§ **TASK TO COMPLETE**
Gather every line holding the string "text".

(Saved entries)
** BEGIN **
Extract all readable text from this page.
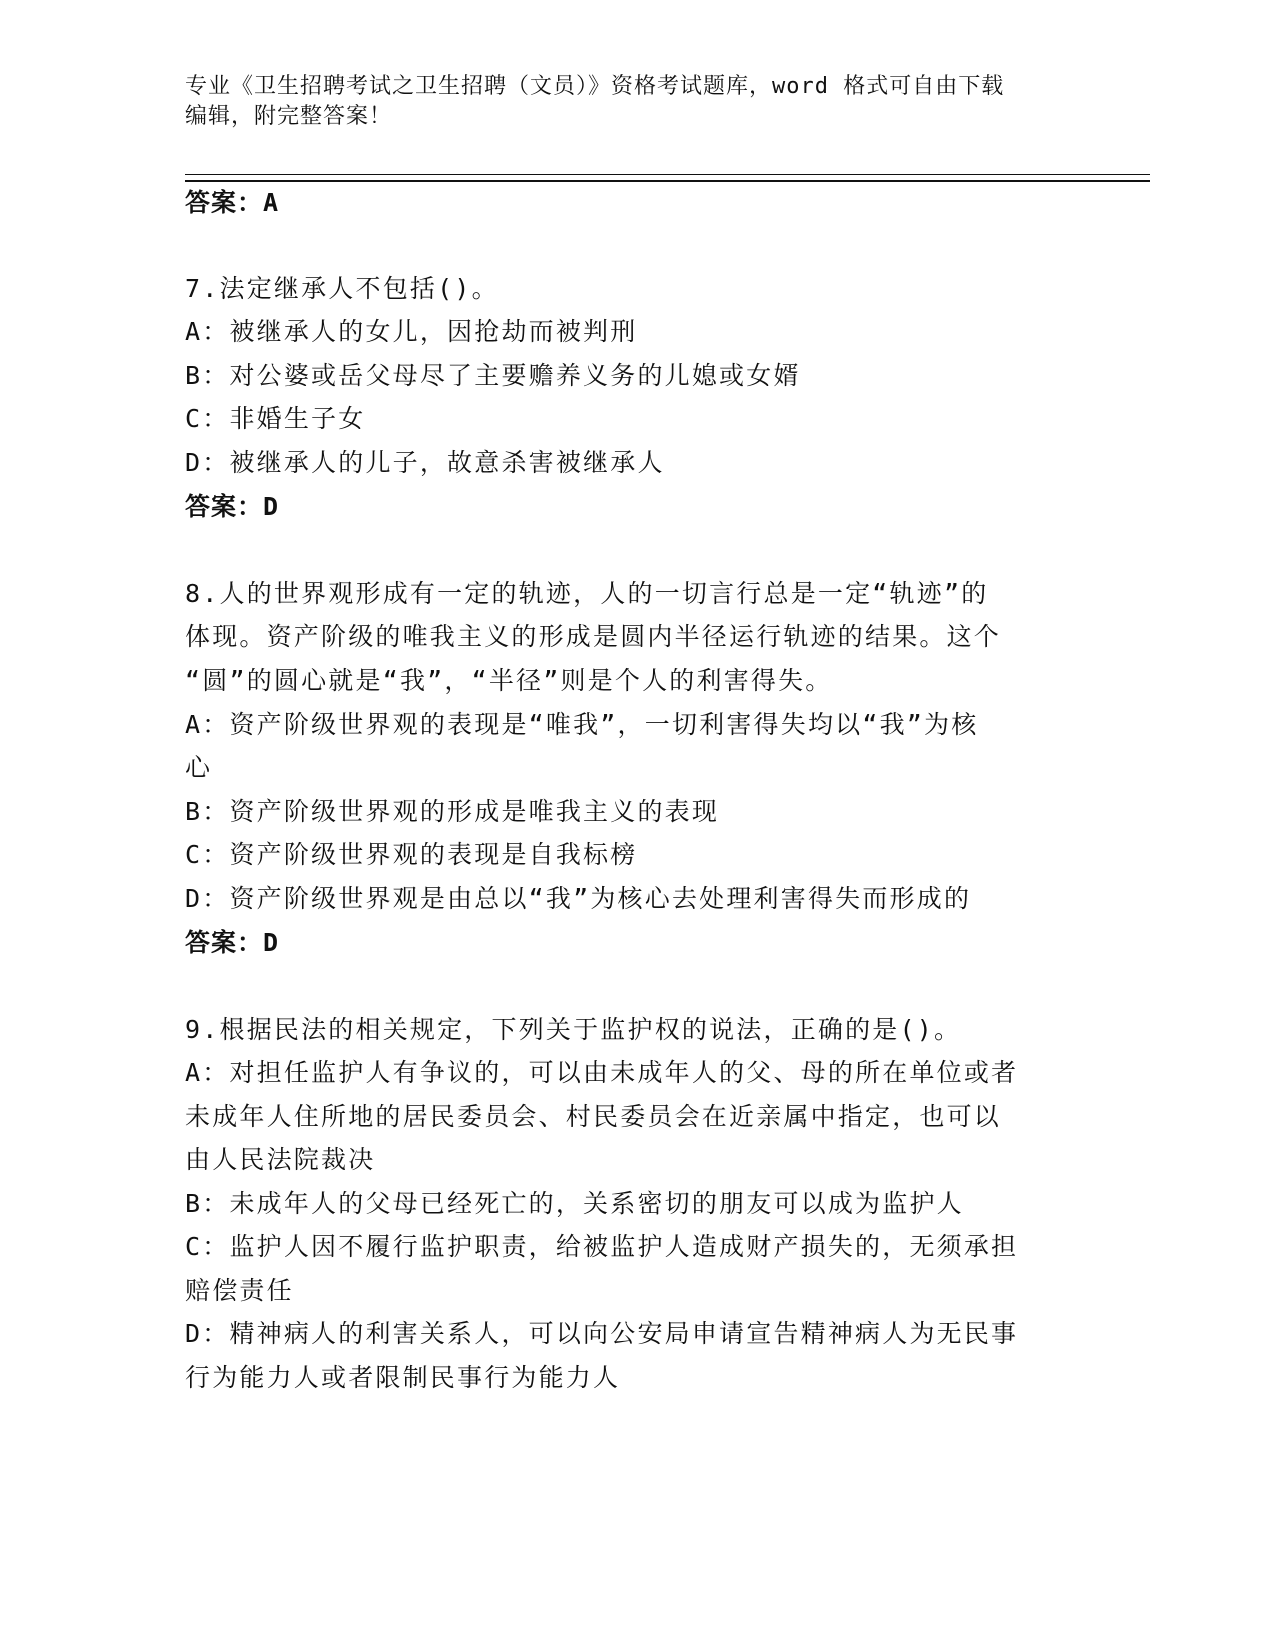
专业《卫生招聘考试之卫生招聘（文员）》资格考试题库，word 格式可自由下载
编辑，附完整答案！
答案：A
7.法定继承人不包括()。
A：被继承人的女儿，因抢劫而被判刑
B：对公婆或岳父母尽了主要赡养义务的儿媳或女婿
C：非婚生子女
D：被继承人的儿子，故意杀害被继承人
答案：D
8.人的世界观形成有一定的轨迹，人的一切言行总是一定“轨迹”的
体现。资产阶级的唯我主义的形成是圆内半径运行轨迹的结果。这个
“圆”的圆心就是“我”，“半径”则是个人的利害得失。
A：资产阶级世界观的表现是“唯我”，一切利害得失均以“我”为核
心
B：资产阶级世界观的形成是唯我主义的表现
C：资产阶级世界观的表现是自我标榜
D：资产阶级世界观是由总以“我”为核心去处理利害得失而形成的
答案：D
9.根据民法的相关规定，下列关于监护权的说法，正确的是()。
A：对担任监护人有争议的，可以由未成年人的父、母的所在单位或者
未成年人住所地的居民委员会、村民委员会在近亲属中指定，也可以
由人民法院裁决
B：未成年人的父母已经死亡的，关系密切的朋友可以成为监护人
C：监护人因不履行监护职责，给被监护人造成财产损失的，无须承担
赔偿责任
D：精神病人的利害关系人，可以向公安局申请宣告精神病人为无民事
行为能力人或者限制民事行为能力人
** END **
** BEGIN **
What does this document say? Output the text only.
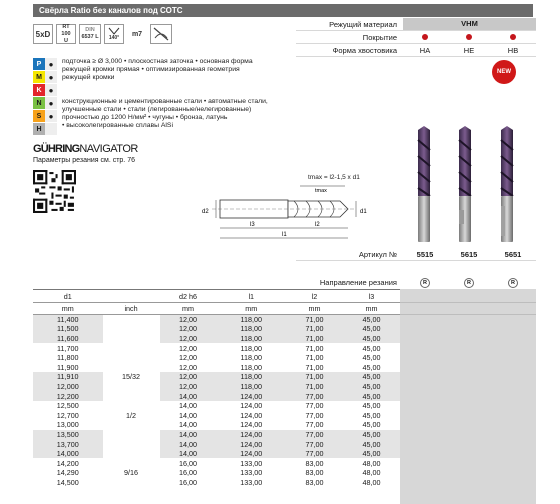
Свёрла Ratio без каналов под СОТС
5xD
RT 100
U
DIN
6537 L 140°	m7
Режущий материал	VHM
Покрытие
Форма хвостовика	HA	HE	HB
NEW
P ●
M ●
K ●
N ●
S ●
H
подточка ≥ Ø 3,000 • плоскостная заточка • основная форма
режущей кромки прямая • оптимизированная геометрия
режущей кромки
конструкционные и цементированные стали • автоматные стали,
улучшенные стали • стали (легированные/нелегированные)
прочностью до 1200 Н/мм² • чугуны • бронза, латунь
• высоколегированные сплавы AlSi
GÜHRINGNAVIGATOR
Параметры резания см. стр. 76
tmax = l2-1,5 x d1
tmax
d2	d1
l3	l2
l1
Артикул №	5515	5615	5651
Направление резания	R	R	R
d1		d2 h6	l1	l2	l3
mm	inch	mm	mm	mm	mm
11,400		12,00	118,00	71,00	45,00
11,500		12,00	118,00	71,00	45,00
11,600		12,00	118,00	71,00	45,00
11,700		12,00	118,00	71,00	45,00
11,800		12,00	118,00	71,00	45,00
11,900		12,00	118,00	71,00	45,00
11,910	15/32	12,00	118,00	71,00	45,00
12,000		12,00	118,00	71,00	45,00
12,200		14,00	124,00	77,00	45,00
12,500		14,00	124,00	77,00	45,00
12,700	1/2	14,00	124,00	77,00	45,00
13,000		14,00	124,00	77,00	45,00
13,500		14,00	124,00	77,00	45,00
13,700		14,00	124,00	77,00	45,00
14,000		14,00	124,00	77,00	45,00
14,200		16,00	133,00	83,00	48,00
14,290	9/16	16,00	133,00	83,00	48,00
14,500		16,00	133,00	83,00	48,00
** END **
§ **RIGHT ANSWER**
Extract all readable text from this page.
What does this document say? Output the text only.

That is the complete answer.